Given problem
Using the entries that follow, collect the lines where the word "Mental" appears.

Data provided
>>>>>
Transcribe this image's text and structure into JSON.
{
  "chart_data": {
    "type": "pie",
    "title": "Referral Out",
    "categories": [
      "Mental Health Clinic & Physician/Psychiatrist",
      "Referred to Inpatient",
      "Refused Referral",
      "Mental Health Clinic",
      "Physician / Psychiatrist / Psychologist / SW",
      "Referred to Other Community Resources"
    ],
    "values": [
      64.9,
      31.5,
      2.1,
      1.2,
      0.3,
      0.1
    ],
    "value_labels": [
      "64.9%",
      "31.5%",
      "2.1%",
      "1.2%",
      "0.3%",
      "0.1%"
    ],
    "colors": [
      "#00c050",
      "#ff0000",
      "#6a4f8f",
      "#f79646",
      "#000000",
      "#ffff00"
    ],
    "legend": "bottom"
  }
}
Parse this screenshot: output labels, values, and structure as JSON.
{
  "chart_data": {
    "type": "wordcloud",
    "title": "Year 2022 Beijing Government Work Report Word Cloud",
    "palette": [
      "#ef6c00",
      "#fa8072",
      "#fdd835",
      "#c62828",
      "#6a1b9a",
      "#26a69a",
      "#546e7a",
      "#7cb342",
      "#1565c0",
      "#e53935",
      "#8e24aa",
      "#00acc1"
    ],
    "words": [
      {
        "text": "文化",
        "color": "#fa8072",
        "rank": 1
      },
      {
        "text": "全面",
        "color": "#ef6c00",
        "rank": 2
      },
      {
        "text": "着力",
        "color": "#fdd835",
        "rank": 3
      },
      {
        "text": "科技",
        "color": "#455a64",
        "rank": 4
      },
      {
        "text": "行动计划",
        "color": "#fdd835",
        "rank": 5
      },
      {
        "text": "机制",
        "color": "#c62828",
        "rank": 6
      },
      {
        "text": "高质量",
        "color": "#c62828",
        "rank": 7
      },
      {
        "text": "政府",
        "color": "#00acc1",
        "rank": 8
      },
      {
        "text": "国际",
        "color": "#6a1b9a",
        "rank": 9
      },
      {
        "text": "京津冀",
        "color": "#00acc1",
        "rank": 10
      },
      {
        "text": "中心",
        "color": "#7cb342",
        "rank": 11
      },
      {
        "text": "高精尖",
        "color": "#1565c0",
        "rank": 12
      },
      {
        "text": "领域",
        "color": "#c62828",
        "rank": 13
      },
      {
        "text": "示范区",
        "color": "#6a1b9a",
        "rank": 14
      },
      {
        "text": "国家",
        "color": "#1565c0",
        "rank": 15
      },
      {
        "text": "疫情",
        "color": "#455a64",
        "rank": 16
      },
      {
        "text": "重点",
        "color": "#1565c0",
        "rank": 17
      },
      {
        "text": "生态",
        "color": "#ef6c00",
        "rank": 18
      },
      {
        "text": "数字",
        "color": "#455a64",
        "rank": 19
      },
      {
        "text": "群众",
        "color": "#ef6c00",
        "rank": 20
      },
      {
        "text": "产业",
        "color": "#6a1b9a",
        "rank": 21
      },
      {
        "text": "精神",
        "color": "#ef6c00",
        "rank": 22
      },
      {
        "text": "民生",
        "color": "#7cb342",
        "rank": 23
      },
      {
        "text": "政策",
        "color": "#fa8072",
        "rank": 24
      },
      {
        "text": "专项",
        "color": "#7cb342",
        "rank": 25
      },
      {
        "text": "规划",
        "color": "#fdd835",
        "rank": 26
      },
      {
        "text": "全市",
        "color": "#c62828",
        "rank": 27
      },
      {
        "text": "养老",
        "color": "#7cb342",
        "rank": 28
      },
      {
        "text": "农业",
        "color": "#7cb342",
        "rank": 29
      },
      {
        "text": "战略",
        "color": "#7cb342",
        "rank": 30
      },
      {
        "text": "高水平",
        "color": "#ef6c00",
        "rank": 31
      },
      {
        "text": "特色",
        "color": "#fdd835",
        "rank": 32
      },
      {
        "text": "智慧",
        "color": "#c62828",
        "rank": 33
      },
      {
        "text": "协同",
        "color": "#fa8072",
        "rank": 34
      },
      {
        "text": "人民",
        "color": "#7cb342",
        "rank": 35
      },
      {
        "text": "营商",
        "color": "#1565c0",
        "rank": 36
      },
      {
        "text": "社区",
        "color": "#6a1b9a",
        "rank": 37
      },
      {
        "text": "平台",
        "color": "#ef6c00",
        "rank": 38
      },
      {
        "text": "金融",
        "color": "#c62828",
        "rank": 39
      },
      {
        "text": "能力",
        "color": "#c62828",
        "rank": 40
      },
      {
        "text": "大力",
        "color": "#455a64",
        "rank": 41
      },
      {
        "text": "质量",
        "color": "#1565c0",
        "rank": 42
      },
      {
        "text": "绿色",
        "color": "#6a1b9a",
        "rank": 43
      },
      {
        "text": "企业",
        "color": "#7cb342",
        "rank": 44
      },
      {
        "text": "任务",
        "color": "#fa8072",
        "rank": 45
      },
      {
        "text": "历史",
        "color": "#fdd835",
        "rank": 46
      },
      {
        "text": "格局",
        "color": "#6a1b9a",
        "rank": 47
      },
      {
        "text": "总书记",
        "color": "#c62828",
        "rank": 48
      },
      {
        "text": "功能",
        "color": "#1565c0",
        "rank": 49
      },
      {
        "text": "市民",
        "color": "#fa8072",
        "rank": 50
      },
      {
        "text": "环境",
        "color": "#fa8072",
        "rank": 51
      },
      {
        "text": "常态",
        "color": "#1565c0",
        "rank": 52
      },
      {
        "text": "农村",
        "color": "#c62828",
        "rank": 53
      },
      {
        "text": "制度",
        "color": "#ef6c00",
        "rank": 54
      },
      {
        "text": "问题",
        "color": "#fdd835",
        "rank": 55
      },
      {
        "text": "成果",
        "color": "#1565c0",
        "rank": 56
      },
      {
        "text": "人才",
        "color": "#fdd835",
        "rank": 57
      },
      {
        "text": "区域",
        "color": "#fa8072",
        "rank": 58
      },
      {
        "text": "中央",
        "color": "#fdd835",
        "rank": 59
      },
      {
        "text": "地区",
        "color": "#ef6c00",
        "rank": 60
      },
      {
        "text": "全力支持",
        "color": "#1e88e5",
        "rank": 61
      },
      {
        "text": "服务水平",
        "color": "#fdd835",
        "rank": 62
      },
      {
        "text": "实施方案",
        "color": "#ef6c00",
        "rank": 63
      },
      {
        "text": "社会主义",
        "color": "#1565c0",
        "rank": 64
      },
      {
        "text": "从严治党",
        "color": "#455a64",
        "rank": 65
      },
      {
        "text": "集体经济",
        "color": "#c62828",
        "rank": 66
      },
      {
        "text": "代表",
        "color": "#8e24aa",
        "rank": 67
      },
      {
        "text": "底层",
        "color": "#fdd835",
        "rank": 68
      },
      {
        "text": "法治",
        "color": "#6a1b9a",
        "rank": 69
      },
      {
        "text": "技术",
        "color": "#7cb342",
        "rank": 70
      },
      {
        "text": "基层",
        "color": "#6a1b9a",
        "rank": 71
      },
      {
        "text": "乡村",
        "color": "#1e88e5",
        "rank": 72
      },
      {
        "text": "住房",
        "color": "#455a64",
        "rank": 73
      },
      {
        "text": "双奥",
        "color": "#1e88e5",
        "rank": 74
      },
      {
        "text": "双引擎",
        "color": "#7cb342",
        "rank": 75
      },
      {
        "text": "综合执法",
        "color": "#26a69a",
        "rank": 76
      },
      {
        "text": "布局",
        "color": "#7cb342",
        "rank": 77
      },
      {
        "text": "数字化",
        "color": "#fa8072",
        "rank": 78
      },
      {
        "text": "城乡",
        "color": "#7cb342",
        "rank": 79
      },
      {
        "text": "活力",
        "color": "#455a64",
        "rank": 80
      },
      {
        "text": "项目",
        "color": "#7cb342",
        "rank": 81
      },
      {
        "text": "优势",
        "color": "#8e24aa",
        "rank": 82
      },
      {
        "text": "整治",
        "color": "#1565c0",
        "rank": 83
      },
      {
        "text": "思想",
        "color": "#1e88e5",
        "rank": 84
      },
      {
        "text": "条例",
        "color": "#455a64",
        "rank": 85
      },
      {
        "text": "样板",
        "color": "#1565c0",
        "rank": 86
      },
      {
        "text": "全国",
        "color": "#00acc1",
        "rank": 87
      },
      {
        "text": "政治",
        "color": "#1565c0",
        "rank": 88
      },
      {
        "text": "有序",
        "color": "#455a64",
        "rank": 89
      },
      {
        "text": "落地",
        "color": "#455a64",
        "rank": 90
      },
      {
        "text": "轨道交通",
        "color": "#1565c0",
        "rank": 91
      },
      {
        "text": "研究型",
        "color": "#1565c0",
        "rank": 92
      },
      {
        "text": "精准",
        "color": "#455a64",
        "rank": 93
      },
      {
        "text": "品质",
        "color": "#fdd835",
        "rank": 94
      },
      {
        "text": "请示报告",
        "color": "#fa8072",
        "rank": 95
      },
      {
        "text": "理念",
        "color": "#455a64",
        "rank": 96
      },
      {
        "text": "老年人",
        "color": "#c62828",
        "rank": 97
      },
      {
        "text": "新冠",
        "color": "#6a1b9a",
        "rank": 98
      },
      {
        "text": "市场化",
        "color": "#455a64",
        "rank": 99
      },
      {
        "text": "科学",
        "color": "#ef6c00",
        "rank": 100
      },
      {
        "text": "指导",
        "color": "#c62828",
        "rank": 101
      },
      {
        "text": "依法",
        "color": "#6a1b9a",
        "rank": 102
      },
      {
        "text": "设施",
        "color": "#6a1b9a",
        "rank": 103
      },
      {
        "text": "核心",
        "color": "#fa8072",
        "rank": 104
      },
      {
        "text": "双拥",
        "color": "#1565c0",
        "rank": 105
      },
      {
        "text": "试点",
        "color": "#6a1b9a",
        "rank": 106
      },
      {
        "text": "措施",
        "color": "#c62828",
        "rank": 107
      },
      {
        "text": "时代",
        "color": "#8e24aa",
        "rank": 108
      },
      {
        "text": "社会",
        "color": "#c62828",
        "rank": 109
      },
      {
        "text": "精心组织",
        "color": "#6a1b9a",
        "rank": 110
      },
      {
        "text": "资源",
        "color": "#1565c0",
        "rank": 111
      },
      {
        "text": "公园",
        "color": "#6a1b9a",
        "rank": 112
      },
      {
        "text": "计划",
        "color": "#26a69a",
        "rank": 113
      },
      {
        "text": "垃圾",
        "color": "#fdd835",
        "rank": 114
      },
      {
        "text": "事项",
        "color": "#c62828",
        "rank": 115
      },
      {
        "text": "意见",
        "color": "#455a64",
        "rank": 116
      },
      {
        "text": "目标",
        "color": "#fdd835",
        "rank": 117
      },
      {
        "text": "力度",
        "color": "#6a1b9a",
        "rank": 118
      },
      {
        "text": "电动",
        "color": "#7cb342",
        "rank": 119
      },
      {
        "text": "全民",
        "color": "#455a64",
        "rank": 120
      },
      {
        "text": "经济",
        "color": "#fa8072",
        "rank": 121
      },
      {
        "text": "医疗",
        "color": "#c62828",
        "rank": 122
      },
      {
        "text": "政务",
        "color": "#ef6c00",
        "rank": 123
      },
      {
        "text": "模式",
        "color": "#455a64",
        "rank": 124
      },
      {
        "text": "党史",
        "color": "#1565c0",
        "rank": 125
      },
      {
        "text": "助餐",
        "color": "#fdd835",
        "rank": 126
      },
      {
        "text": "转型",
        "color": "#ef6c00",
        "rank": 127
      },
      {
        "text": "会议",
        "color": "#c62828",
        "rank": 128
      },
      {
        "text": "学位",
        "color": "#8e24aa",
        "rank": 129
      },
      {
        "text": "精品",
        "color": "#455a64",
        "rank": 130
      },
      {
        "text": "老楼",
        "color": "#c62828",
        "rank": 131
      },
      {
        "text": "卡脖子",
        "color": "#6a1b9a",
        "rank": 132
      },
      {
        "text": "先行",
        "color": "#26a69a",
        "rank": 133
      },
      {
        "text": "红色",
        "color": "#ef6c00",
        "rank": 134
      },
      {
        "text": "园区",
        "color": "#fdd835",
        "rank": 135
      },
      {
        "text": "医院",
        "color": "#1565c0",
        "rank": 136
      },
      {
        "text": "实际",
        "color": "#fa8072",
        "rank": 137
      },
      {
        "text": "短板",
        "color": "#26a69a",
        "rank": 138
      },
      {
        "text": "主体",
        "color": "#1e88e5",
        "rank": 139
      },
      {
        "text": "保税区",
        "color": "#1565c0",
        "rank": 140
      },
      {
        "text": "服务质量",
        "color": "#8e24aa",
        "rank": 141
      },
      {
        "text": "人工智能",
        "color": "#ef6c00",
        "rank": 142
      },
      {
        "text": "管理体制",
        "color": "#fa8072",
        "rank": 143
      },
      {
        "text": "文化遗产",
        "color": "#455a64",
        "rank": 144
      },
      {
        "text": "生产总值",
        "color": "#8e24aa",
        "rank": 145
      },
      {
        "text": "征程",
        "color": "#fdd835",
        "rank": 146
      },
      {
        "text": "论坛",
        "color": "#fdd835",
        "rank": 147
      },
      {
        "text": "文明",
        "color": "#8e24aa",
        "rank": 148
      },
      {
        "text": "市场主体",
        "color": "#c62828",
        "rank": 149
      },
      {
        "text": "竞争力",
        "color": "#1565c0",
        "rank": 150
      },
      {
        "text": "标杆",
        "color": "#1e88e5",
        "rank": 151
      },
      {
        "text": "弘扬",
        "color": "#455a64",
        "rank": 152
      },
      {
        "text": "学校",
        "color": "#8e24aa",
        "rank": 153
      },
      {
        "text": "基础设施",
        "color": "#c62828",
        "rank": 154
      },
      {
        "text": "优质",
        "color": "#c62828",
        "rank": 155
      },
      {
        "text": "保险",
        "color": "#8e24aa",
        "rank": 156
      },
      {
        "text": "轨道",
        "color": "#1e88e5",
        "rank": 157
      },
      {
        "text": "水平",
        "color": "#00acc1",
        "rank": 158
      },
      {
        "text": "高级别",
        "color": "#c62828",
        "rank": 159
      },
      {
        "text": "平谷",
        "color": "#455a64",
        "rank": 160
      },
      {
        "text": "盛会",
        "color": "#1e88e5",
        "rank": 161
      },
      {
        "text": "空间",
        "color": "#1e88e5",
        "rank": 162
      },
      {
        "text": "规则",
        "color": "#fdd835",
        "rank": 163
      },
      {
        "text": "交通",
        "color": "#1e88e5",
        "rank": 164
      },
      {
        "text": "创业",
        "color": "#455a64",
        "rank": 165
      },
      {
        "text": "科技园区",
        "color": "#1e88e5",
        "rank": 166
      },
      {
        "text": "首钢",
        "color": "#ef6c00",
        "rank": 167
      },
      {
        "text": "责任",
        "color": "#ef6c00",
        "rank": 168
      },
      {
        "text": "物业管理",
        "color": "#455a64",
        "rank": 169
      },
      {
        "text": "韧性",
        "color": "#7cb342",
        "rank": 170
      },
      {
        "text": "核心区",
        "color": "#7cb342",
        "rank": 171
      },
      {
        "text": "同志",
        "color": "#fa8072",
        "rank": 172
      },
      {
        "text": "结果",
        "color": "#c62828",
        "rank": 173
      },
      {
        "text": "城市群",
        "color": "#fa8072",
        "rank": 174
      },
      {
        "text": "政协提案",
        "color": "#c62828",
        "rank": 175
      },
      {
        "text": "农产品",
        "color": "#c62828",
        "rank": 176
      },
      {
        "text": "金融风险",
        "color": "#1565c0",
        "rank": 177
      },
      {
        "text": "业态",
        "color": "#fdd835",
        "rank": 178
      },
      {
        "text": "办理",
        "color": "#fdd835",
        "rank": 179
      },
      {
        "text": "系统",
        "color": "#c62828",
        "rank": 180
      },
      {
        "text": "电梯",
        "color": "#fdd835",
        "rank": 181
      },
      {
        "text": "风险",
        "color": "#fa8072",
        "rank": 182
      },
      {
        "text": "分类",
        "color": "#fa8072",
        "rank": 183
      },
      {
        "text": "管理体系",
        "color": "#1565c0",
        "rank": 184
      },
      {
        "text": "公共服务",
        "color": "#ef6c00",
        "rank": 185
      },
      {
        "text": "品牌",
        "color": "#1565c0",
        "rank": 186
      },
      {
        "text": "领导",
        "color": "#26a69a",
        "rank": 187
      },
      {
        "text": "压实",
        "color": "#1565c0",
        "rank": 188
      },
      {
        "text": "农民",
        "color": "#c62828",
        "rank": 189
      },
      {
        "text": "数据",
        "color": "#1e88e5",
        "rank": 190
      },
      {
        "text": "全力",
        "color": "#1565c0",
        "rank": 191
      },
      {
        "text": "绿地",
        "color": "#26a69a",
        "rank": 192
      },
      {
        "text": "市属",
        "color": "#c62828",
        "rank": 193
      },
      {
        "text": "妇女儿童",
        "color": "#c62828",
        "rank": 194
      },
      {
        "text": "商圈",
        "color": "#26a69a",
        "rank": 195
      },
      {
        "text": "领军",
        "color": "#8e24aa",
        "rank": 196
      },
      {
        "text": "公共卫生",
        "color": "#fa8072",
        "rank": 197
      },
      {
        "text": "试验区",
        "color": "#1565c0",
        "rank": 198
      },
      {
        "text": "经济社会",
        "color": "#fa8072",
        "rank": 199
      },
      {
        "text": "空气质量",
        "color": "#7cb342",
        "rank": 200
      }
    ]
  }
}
<<<<<
Expected answer
      "Mental Health Clinic & Physician/Psychiatrist",
      "Mental Health Clinic",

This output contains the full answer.